Items from a dataset:
|---|

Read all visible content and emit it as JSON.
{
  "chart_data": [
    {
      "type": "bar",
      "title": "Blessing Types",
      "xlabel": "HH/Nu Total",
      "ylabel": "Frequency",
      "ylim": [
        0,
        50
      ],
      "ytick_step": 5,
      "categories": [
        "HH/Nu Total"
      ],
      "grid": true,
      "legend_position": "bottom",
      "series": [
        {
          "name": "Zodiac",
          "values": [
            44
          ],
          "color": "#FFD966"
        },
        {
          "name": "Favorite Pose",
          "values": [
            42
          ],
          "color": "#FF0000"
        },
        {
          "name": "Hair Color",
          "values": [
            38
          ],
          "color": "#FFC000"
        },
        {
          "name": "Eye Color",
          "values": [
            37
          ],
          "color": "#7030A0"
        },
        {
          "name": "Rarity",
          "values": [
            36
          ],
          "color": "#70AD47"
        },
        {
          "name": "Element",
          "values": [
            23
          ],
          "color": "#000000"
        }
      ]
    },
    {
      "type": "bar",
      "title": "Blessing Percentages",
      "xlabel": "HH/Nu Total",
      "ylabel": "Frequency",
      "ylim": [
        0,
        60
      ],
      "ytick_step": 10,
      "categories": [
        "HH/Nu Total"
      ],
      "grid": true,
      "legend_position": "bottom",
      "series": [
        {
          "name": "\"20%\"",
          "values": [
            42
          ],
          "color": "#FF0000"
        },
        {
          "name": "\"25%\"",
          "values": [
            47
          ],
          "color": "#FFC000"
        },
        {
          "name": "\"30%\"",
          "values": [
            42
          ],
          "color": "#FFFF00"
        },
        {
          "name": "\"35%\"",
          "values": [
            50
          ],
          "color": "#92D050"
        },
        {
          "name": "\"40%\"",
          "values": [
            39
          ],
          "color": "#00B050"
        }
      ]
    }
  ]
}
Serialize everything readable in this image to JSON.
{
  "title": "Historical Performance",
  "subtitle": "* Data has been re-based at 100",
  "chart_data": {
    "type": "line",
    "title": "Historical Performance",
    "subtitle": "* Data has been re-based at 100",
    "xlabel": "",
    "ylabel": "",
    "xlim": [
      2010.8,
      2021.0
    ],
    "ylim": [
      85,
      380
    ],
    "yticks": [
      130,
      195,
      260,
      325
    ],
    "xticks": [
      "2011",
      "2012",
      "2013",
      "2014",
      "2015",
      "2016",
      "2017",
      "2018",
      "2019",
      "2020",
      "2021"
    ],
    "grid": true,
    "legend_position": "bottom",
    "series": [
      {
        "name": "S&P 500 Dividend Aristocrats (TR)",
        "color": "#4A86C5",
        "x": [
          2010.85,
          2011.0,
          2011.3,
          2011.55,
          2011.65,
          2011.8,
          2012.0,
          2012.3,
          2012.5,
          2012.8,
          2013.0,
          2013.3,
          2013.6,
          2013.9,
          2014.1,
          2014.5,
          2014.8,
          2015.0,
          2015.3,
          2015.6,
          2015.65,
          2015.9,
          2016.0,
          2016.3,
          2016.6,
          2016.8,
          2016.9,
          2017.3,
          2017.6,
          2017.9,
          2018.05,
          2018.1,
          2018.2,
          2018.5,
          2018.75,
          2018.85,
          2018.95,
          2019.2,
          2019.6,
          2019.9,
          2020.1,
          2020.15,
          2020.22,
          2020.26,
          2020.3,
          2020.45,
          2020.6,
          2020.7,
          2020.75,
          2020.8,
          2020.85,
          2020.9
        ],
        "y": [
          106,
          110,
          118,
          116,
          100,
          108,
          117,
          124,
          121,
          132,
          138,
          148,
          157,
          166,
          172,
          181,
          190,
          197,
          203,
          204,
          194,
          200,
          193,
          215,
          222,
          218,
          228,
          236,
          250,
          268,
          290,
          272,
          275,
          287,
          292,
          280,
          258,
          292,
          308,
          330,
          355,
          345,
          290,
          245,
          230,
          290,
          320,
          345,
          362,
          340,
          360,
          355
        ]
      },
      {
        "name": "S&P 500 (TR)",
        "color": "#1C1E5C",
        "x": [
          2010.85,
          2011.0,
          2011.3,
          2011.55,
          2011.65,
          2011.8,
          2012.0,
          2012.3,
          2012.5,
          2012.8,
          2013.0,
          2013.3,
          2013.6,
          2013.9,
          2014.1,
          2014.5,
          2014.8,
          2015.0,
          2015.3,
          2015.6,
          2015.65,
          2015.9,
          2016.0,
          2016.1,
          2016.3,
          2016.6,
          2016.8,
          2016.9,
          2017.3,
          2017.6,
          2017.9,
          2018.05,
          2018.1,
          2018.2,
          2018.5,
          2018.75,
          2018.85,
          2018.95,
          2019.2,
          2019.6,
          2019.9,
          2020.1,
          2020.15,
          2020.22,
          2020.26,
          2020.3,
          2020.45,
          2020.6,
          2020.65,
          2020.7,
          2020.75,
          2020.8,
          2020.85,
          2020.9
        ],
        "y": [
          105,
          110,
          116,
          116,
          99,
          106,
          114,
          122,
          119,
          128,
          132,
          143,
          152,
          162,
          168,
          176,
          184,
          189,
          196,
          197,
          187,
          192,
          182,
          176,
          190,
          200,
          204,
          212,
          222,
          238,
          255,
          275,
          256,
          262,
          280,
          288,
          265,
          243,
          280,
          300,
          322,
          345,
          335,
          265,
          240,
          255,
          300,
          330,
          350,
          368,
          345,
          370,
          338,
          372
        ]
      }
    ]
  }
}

|---|

Problem:
Return all of the above records exactly, leaving no line out.

The solution:
Read all visible content and emit it as JSON.
{
  "chart_data": [
    {
      "type": "bar",
      "title": "Blessing Types",
      "xlabel": "HH/Nu Total",
      "ylabel": "Frequency",
      "ylim": [
        0,
        50
      ],
      "ytick_step": 5,
      "categories": [
        "HH/Nu Total"
      ],
      "grid": true,
      "legend_position": "bottom",
      "series": [
        {
          "name": "Zodiac",
          "values": [
            44
          ],
          "color": "#FFD966"
        },
        {
          "name": "Favorite Pose",
          "values": [
            42
          ],
          "color": "#FF0000"
        },
        {
          "name": "Hair Color",
          "values": [
            38
          ],
          "color": "#FFC000"
        },
        {
          "name": "Eye Color",
          "values": [
            37
          ],
          "color": "#7030A0"
        },
        {
          "name": "Rarity",
          "values": [
            36
          ],
          "color": "#70AD47"
        },
        {
          "name": "Element",
          "values": [
            23
          ],
          "color": "#000000"
        }
      ]
    },
    {
      "type": "bar",
      "title": "Blessing Percentages",
      "xlabel": "HH/Nu Total",
      "ylabel": "Frequency",
      "ylim": [
        0,
        60
      ],
      "ytick_step": 10,
      "categories": [
        "HH/Nu Total"
      ],
      "grid": true,
      "legend_position": "bottom",
      "series": [
        {
          "name": "\"20%\"",
          "values": [
            42
          ],
          "color": "#FF0000"
        },
        {
          "name": "\"25%\"",
          "values": [
            47
          ],
          "color": "#FFC000"
        },
        {
          "name": "\"30%\"",
          "values": [
            42
          ],
          "color": "#FFFF00"
        },
        {
          "name": "\"35%\"",
          "values": [
            50
          ],
          "color": "#92D050"
        },
        {
          "name": "\"40%\"",
          "values": [
            39
          ],
          "color": "#00B050"
        }
      ]
    }
  ]
}
Serialize everything readable in this image to JSON.
{
  "title": "Historical Performance",
  "subtitle": "* Data has been re-based at 100",
  "chart_data": {
    "type": "line",
    "title": "Historical Performance",
    "subtitle": "* Data has been re-based at 100",
    "xlabel": "",
    "ylabel": "",
    "xlim": [
      2010.8,
      2021.0
    ],
    "ylim": [
      85,
      380
    ],
    "yticks": [
      130,
      195,
      260,
      325
    ],
    "xticks": [
      "2011",
      "2012",
      "2013",
      "2014",
      "2015",
      "2016",
      "2017",
      "2018",
      "2019",
      "2020",
      "2021"
    ],
    "grid": true,
    "legend_position": "bottom",
    "series": [
      {
        "name": "S&P 500 Dividend Aristocrats (TR)",
        "color": "#4A86C5",
        "x": [
          2010.85,
          2011.0,
          2011.3,
          2011.55,
          2011.65,
          2011.8,
          2012.0,
          2012.3,
          2012.5,
          2012.8,
          2013.0,
          2013.3,
          2013.6,
          2013.9,
          2014.1,
          2014.5,
          2014.8,
          2015.0,
          2015.3,
          2015.6,
          2015.65,
          2015.9,
          2016.0,
          2016.3,
          2016.6,
          2016.8,
          2016.9,
          2017.3,
          2017.6,
          2017.9,
          2018.05,
          2018.1,
          2018.2,
          2018.5,
          2018.75,
          2018.85,
          2018.95,
          2019.2,
          2019.6,
          2019.9,
          2020.1,
          2020.15,
          2020.22,
          2020.26,
          2020.3,
          2020.45,
          2020.6,
          2020.7,
          2020.75,
          2020.8,
          2020.85,
          2020.9
        ],
        "y": [
          106,
          110,
          118,
          116,
          100,
          108,
          117,
          124,
          121,
          132,
          138,
          148,
          157,
          166,
          172,
          181,
          190,
          197,
          203,
          204,
          194,
          200,
          193,
          215,
          222,
          218,
          228,
          236,
          250,
          268,
          290,
          272,
          275,
          287,
          292,
          280,
          258,
          292,
          308,
          330,
          355,
          345,
          290,
          245,
          230,
          290,
          320,
          345,
          362,
          340,
          360,
          355
        ]
      },
      {
        "name": "S&P 500 (TR)",
        "color": "#1C1E5C",
        "x": [
          2010.85,
          2011.0,
          2011.3,
          2011.55,
          2011.65,
          2011.8,
          2012.0,
          2012.3,
          2012.5,
          2012.8,
          2013.0,
          2013.3,
          2013.6,
          2013.9,
          2014.1,
          2014.5,
          2014.8,
          2015.0,
          2015.3,
          2015.6,
          2015.65,
          2015.9,
          2016.0,
          2016.1,
          2016.3,
          2016.6,
          2016.8,
          2016.9,
          2017.3,
          2017.6,
          2017.9,
          2018.05,
          2018.1,
          2018.2,
          2018.5,
          2018.75,
          2018.85,
          2018.95,
          2019.2,
          2019.6,
          2019.9,
          2020.1,
          2020.15,
          2020.22,
          2020.26,
          2020.3,
          2020.45,
          2020.6,
          2020.65,
          2020.7,
          2020.75,
          2020.8,
          2020.85,
          2020.9
        ],
        "y": [
          105,
          110,
          116,
          116,
          99,
          106,
          114,
          122,
          119,
          128,
          132,
          143,
          152,
          162,
          168,
          176,
          184,
          189,
          196,
          197,
          187,
          192,
          182,
          176,
          190,
          200,
          204,
          212,
          222,
          238,
          255,
          275,
          256,
          262,
          280,
          288,
          265,
          243,
          280,
          300,
          322,
          345,
          335,
          265,
          240,
          255,
          300,
          330,
          350,
          368,
          345,
          370,
          338,
          372
        ]
      }
    ]
  }
}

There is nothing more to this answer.